Material supplied:
────────────────

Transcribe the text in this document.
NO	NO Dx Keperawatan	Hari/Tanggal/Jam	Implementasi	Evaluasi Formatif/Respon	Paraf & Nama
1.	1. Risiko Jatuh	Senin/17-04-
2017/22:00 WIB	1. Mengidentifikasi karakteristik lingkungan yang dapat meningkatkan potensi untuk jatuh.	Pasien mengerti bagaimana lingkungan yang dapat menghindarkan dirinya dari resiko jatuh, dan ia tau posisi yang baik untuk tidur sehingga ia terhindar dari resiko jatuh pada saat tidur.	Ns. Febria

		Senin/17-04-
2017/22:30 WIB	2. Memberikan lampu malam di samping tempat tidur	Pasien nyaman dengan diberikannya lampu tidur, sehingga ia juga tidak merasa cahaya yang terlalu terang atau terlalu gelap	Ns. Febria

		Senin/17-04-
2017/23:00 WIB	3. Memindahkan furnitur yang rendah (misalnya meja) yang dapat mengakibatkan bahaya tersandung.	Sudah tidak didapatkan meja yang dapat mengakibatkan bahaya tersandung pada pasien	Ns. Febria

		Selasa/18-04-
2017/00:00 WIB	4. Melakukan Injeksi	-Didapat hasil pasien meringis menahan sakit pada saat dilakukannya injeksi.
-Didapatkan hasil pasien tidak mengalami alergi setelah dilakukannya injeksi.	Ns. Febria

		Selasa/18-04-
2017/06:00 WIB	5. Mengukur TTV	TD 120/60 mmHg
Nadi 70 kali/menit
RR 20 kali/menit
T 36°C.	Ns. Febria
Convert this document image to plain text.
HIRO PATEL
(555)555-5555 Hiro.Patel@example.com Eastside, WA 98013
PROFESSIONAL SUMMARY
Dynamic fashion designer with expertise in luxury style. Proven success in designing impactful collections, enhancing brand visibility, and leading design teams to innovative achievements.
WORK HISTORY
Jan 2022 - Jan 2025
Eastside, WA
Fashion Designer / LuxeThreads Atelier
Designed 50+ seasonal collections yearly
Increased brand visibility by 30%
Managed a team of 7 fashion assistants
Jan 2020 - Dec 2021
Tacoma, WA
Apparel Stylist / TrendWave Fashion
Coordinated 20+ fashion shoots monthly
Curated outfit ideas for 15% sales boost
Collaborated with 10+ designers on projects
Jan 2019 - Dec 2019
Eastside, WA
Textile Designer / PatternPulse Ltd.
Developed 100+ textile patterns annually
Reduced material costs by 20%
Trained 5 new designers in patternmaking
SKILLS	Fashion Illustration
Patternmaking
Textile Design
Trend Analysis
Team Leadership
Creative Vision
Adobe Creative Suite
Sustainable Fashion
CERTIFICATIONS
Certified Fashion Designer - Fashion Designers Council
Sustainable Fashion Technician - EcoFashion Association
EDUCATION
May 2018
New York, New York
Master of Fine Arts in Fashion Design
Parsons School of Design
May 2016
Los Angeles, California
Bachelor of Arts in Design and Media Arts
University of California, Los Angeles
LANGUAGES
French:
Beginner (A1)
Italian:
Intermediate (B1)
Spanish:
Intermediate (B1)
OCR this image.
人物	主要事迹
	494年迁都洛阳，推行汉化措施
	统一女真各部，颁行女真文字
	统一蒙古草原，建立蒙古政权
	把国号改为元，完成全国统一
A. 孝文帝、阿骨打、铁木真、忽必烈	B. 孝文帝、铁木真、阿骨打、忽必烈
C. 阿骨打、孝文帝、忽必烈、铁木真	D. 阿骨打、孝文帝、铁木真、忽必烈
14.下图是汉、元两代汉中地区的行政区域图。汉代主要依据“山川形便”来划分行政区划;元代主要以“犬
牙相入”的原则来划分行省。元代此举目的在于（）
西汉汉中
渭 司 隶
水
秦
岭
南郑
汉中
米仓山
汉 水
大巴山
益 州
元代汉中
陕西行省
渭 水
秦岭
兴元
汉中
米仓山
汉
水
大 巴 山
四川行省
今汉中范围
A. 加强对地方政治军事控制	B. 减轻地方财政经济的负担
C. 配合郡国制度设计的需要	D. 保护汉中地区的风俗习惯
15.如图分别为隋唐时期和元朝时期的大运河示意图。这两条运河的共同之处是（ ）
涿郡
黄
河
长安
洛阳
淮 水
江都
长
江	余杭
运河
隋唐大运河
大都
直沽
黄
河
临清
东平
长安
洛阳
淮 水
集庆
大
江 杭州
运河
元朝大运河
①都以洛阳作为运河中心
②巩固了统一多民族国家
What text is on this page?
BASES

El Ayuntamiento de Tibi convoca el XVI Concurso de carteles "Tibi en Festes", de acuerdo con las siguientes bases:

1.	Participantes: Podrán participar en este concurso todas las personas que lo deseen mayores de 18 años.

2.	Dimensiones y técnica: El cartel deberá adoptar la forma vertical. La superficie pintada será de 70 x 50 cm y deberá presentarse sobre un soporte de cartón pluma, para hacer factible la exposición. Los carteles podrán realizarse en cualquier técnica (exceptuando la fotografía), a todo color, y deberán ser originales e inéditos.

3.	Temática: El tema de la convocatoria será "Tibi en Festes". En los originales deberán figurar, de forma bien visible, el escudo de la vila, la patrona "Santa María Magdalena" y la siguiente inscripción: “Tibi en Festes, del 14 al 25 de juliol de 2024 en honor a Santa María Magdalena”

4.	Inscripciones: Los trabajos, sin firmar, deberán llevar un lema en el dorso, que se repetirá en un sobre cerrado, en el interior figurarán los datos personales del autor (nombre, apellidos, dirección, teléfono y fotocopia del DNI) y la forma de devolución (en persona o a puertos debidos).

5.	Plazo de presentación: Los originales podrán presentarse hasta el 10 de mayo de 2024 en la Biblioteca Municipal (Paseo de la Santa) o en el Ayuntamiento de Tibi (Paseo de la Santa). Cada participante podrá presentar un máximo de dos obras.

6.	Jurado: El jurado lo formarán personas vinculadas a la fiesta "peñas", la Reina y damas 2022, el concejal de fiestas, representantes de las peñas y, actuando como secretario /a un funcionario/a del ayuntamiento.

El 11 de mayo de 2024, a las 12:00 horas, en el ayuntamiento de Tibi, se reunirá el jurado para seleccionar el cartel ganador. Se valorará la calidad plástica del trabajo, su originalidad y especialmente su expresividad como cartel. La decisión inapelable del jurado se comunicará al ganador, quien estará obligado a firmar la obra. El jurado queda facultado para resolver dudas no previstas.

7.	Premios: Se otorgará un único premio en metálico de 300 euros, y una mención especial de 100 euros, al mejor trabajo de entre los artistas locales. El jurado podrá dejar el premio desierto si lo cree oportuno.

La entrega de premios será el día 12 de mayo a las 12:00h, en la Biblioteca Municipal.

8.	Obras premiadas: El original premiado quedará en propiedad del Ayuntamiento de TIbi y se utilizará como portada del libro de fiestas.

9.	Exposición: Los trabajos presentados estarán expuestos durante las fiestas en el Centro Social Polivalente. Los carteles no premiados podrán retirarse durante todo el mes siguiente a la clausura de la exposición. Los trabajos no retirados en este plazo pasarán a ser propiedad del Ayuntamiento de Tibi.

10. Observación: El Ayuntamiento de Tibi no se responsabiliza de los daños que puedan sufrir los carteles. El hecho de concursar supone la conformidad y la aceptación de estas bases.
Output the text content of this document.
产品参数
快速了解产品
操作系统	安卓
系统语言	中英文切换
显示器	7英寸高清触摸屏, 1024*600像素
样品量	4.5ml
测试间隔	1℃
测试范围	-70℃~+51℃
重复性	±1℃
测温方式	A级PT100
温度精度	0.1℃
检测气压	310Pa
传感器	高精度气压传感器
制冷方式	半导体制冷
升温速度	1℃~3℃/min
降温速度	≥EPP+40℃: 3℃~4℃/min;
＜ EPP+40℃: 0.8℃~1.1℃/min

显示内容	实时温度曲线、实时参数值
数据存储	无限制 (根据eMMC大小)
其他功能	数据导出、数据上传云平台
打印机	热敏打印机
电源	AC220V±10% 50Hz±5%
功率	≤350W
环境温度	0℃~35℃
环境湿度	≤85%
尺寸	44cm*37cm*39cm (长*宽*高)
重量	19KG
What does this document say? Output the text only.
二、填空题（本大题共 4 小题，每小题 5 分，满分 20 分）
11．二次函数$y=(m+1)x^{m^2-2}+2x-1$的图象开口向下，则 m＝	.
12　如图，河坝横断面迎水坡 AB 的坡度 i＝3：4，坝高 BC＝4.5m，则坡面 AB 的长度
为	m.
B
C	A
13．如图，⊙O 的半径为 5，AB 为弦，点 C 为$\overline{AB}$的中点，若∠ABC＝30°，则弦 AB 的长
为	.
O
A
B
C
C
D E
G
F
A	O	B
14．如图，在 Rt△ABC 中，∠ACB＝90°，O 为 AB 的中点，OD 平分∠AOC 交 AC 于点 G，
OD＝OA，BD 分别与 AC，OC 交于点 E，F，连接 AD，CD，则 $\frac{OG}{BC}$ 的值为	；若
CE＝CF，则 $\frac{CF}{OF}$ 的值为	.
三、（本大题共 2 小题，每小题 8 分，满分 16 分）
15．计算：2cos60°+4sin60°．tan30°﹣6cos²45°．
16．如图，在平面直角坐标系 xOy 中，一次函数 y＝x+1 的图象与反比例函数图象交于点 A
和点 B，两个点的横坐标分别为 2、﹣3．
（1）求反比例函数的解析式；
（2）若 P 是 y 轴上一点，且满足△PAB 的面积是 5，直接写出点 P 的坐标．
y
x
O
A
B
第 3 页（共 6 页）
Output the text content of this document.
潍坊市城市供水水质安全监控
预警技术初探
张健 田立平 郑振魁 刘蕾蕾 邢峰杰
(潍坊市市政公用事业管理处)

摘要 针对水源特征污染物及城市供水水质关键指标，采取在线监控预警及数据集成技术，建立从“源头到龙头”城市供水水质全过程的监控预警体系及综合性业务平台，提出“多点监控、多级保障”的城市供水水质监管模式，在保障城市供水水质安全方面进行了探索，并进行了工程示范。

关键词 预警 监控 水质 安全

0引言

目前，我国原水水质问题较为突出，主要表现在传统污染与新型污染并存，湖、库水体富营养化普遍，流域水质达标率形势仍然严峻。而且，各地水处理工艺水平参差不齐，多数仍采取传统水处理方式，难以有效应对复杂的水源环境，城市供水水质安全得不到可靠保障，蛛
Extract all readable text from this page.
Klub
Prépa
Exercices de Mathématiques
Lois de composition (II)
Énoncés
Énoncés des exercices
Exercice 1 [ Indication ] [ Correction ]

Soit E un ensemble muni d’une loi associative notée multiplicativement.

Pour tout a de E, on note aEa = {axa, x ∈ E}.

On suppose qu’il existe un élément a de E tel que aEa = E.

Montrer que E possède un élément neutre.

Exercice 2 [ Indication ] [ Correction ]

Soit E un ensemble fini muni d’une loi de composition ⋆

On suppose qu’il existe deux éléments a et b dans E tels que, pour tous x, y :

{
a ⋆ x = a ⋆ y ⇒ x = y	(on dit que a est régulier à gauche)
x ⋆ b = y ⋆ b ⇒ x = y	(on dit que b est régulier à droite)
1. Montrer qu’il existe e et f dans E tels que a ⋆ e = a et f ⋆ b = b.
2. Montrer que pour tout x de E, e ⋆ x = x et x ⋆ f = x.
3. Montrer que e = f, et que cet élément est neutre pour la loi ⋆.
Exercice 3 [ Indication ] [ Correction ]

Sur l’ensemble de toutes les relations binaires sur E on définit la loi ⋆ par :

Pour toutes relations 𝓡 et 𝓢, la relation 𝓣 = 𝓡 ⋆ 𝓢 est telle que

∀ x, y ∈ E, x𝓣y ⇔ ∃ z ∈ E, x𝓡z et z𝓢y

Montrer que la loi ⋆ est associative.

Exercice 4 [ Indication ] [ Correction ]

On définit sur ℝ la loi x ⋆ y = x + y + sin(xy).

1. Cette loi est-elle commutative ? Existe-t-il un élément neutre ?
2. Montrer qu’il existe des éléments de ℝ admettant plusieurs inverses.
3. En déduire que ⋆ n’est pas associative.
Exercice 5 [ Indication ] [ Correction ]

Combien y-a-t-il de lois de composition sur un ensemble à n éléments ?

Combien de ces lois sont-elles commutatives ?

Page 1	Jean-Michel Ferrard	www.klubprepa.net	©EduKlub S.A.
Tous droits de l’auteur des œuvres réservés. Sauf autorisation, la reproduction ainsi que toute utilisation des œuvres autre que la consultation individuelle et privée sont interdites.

────────────────

Exercise description:
Isolate the lines that hold the word "trabajos" and copy all of them.

Result of the task:
4.	Inscripciones: Los trabajos, sin firmar, deberán llevar un lema en el dorso, que se repetirá en un sobre cerrado, en el interior figurarán los datos personales del autor (nombre, apellidos, dirección, teléfono y fotocopia del DNI) y la forma de devolución (en persona o a puertos debidos).
9.	Exposición: Los trabajos presentados estarán expuestos durante las fiestas en el Centro Social Polivalente. Los carteles no premiados podrán retirarse durante todo el mes siguiente a la clausura de la exposición. Los trabajos no retirados en este plazo pasarán a ser propiedad del Ayuntamiento de Tibi.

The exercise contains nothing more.